PROVIDED RECORDS -
□ □ □ □

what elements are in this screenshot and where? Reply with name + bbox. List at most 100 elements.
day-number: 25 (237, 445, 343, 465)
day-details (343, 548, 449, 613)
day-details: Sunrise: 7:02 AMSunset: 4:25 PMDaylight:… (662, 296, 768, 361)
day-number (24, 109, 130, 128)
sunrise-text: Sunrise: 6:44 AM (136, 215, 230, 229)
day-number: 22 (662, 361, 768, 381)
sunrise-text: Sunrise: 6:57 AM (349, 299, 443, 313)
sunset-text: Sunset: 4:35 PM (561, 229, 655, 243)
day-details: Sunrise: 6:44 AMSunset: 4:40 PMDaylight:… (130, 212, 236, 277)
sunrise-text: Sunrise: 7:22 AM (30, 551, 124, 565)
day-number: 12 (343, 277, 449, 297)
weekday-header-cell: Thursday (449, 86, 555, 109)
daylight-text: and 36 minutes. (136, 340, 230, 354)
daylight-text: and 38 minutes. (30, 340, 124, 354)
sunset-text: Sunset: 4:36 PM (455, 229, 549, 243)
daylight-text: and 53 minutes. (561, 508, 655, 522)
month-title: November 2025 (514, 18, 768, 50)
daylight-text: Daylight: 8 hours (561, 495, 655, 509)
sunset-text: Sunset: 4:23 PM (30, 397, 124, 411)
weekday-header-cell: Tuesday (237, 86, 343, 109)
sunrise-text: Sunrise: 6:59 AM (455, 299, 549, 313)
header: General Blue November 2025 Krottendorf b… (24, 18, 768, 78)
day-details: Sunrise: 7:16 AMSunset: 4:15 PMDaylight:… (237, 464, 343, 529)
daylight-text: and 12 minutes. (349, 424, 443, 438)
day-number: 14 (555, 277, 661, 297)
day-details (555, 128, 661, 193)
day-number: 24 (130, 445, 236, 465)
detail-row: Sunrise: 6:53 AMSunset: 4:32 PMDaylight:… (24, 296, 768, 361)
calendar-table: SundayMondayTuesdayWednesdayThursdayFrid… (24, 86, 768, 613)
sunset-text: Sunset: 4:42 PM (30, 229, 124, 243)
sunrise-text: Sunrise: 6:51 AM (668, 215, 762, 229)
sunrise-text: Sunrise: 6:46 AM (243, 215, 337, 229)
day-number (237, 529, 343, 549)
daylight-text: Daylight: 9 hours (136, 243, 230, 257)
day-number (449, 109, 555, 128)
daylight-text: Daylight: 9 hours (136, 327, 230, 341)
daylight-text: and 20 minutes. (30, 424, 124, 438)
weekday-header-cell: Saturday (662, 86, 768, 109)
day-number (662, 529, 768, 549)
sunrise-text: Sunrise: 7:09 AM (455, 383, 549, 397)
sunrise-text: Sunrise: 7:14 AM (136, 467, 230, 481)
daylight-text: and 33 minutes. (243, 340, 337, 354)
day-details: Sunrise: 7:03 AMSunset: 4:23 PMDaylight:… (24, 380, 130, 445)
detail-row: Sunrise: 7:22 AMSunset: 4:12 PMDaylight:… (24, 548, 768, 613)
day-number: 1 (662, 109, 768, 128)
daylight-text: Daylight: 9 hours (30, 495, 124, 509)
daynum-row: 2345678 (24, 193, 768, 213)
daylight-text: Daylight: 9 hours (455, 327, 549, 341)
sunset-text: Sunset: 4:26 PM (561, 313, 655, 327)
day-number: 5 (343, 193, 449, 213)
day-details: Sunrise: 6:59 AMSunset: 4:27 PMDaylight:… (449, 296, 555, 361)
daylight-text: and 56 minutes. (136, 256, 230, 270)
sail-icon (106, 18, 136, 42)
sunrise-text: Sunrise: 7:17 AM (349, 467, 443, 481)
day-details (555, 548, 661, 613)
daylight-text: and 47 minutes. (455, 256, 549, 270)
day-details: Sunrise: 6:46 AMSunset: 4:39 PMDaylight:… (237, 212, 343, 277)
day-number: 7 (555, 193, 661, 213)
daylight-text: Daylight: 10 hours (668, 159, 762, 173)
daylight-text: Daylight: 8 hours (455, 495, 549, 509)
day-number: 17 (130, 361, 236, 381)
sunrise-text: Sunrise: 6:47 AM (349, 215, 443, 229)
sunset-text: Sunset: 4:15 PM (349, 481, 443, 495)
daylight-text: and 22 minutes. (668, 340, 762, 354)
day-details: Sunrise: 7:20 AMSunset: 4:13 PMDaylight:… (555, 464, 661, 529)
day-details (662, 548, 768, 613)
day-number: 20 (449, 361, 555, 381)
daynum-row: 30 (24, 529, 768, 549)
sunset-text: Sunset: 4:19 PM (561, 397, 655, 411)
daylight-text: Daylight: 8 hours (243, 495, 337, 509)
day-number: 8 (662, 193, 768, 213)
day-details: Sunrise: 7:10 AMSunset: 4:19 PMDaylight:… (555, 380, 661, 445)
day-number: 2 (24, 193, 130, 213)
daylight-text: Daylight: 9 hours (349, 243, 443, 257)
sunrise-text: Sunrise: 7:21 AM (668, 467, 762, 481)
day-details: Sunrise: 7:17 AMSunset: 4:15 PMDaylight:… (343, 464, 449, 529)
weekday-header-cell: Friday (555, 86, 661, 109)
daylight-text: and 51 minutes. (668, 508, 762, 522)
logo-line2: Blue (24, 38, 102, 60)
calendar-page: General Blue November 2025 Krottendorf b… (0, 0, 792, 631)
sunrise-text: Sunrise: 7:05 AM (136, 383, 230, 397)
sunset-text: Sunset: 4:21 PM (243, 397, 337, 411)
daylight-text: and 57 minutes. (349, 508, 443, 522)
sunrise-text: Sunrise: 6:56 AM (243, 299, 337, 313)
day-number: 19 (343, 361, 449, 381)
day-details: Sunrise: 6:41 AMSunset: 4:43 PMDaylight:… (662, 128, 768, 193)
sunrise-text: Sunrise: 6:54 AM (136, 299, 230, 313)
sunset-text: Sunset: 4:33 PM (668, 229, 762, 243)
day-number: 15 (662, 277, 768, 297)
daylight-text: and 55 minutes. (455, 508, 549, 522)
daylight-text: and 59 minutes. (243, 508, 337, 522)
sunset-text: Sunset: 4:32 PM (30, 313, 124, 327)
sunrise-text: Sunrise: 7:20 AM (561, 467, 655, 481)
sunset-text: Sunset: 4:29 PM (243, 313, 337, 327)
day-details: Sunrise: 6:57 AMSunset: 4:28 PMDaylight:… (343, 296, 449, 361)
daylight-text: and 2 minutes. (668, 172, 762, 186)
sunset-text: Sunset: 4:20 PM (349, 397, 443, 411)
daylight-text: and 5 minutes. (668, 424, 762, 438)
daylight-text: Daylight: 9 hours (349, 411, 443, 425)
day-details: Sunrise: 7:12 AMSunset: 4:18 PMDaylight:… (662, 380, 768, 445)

□ □ □ □

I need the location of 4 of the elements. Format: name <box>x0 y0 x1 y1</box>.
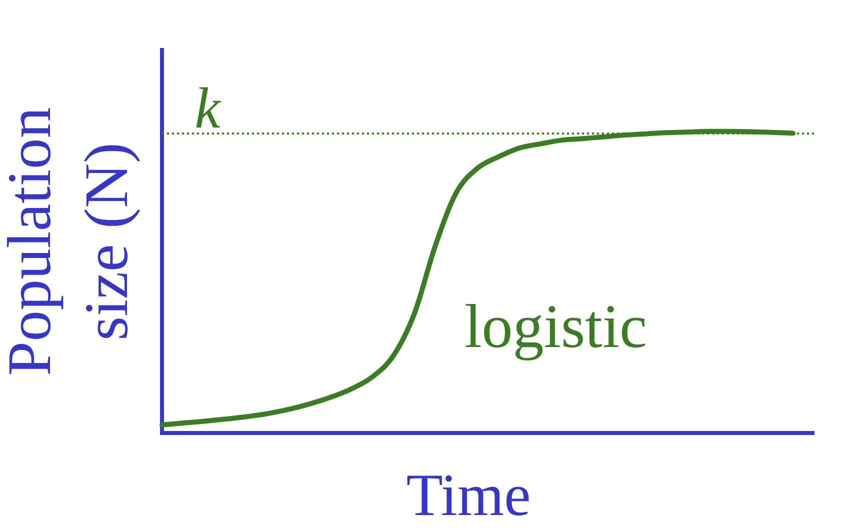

□ □ □ □

WHAT YOU NEED TO DO -
Copy the listing lines word for word, from the line that contains "what elements are" through the line that contains "day-number (449, 109, 555, 128)", including both of those lines.

CORRECT ANSWER -
what elements are in this screenshot and where? Reply with name + bbox. List at most 100 elements.
day-number: 25 (237, 445, 343, 465)
day-details (343, 548, 449, 613)
day-details: Sunrise: 7:02 AMSunset: 4:25 PMDaylight:… (662, 296, 768, 361)
day-number (24, 109, 130, 128)
sunrise-text: Sunrise: 6:44 AM (136, 215, 230, 229)
day-number: 22 (662, 361, 768, 381)
sunrise-text: Sunrise: 6:57 AM (349, 299, 443, 313)
sunset-text: Sunset: 4:35 PM (561, 229, 655, 243)
day-details: Sunrise: 6:44 AMSunset: 4:40 PMDaylight:… (130, 212, 236, 277)
sunrise-text: Sunrise: 7:22 AM (30, 551, 124, 565)
day-number: 12 (343, 277, 449, 297)
weekday-header-cell: Thursday (449, 86, 555, 109)
daylight-text: and 36 minutes. (136, 340, 230, 354)
daylight-text: and 38 minutes. (30, 340, 124, 354)
sunset-text: Sunset: 4:36 PM (455, 229, 549, 243)
daylight-text: and 53 minutes. (561, 508, 655, 522)
month-title: November 2025 (514, 18, 768, 50)
daylight-text: Daylight: 8 hours (561, 495, 655, 509)
sunset-text: Sunset: 4:23 PM (30, 397, 124, 411)
weekday-header-cell: Tuesday (237, 86, 343, 109)
sunrise-text: Sunrise: 6:59 AM (455, 299, 549, 313)
header: General Blue November 2025 Krottendorf b… (24, 18, 768, 78)
day-details: Sunrise: 7:16 AMSunset: 4:15 PMDaylight:… (237, 464, 343, 529)
daylight-text: and 12 minutes. (349, 424, 443, 438)
day-number: 14 (555, 277, 661, 297)
day-details (555, 128, 661, 193)
day-number: 24 (130, 445, 236, 465)
detail-row: Sunrise: 6:53 AMSunset: 4:32 PMDaylight:… (24, 296, 768, 361)
calendar-table: SundayMondayTuesdayWednesdayThursdayFrid… (24, 86, 768, 613)
sunset-text: Sunset: 4:42 PM (30, 229, 124, 243)
sunrise-text: Sunrise: 6:51 AM (668, 215, 762, 229)
sunrise-text: Sunrise: 6:46 AM (243, 215, 337, 229)
day-number (237, 529, 343, 549)
daylight-text: Daylight: 9 hours (136, 243, 230, 257)
day-number (449, 109, 555, 128)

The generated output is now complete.